(Task to carry out) Copy every line from the records below that holds the word "khoảng".

(Dataset rows)

----

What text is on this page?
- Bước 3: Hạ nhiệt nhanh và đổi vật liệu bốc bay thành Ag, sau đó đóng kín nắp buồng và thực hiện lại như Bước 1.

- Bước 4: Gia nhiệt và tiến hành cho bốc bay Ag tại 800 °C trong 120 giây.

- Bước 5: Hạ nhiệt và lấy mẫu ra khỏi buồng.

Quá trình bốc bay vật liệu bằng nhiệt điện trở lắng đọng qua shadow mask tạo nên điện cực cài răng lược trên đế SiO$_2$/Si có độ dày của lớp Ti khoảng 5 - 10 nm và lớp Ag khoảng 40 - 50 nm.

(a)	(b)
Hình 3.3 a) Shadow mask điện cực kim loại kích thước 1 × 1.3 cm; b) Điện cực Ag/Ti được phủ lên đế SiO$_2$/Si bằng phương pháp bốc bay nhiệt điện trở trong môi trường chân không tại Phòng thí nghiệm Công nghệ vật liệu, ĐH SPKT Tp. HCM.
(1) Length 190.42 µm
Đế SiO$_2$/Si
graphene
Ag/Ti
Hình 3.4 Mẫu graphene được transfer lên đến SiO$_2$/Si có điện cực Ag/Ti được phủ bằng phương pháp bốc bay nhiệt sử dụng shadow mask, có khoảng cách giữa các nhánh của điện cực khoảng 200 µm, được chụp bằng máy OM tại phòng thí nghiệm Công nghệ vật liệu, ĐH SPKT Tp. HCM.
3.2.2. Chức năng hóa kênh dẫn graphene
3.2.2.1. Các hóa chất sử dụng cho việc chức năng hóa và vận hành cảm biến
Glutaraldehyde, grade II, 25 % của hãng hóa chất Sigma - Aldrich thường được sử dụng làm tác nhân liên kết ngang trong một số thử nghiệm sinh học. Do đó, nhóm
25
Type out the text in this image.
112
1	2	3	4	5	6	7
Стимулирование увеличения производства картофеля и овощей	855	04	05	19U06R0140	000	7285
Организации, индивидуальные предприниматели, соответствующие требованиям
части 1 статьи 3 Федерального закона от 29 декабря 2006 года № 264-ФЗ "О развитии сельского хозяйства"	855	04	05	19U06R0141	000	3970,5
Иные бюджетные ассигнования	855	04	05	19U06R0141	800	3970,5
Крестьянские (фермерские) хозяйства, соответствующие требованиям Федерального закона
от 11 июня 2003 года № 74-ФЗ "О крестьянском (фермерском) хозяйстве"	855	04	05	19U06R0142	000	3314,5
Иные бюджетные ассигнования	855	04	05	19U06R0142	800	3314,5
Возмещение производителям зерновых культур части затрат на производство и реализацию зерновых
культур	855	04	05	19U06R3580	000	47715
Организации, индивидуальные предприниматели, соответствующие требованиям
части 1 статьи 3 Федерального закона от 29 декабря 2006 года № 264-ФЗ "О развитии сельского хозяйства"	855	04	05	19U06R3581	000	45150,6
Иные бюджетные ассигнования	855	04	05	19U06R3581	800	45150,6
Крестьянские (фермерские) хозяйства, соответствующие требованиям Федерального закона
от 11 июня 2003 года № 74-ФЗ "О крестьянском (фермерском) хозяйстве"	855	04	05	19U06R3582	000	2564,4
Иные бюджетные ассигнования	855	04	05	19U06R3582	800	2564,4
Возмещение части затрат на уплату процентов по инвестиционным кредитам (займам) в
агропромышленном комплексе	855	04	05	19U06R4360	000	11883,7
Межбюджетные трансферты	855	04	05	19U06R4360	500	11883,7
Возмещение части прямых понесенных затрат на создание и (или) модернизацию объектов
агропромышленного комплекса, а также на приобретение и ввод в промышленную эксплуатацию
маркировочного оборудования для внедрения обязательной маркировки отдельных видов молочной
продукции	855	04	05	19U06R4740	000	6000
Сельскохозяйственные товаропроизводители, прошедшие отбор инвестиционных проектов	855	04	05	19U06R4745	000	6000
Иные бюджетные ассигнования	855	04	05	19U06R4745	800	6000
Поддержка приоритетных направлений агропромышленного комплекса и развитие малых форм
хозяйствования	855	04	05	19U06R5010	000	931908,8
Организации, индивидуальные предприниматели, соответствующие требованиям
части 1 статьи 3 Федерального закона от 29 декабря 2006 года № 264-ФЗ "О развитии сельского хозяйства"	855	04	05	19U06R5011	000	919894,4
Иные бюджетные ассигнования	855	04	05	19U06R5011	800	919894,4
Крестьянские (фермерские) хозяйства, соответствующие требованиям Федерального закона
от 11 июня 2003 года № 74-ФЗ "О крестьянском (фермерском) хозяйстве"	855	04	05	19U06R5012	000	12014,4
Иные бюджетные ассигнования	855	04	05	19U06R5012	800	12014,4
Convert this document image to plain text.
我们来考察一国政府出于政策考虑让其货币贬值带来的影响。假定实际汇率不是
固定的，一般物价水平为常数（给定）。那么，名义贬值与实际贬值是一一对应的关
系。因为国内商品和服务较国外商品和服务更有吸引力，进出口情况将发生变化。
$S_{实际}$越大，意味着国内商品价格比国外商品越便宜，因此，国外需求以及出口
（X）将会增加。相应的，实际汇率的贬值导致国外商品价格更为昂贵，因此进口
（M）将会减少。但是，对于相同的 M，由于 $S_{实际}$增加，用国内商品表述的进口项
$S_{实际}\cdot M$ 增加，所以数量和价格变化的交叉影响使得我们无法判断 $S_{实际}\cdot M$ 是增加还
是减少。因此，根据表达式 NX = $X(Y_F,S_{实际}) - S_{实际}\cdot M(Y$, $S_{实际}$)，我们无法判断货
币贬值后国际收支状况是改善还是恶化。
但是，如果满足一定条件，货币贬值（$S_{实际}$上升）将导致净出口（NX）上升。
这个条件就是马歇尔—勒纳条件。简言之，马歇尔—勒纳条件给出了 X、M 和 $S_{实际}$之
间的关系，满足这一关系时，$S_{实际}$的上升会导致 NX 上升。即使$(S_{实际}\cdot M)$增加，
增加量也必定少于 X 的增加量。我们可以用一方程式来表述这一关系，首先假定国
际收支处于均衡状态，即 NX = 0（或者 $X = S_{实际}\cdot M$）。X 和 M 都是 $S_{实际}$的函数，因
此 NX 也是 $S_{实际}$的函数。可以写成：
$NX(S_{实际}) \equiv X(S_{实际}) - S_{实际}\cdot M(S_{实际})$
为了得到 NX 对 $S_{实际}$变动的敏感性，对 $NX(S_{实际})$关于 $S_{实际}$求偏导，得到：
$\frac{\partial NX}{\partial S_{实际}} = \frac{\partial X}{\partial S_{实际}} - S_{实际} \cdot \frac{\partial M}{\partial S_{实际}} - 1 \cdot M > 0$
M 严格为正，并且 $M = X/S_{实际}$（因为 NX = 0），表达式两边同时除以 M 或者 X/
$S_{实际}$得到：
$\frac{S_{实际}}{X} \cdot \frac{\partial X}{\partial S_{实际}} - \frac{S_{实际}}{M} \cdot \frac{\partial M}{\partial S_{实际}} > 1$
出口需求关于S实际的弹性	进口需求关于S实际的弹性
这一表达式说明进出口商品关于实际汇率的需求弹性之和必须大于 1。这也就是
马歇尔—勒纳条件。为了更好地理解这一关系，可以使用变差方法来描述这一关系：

----

(Expected output)
Quá trình bốc bay vật liệu bằng nhiệt điện trở lắng đọng qua shadow mask tạo nên điện cực cài răng lược trên đế SiO$_2$/Si có độ dày của lớp Ti khoảng 5 - 10 nm và lớp Ag khoảng 40 - 50 nm.
Hình 3.4 Mẫu graphene được transfer lên đến SiO$_2$/Si có điện cực Ag/Ti được phủ bằng phương pháp bốc bay nhiệt sử dụng shadow mask, có khoảng cách giữa các nhánh của điện cực khoảng 200 µm, được chụp bằng máy OM tại phòng thí nghiệm Công nghệ vật liệu, ĐH SPKT Tp. HCM.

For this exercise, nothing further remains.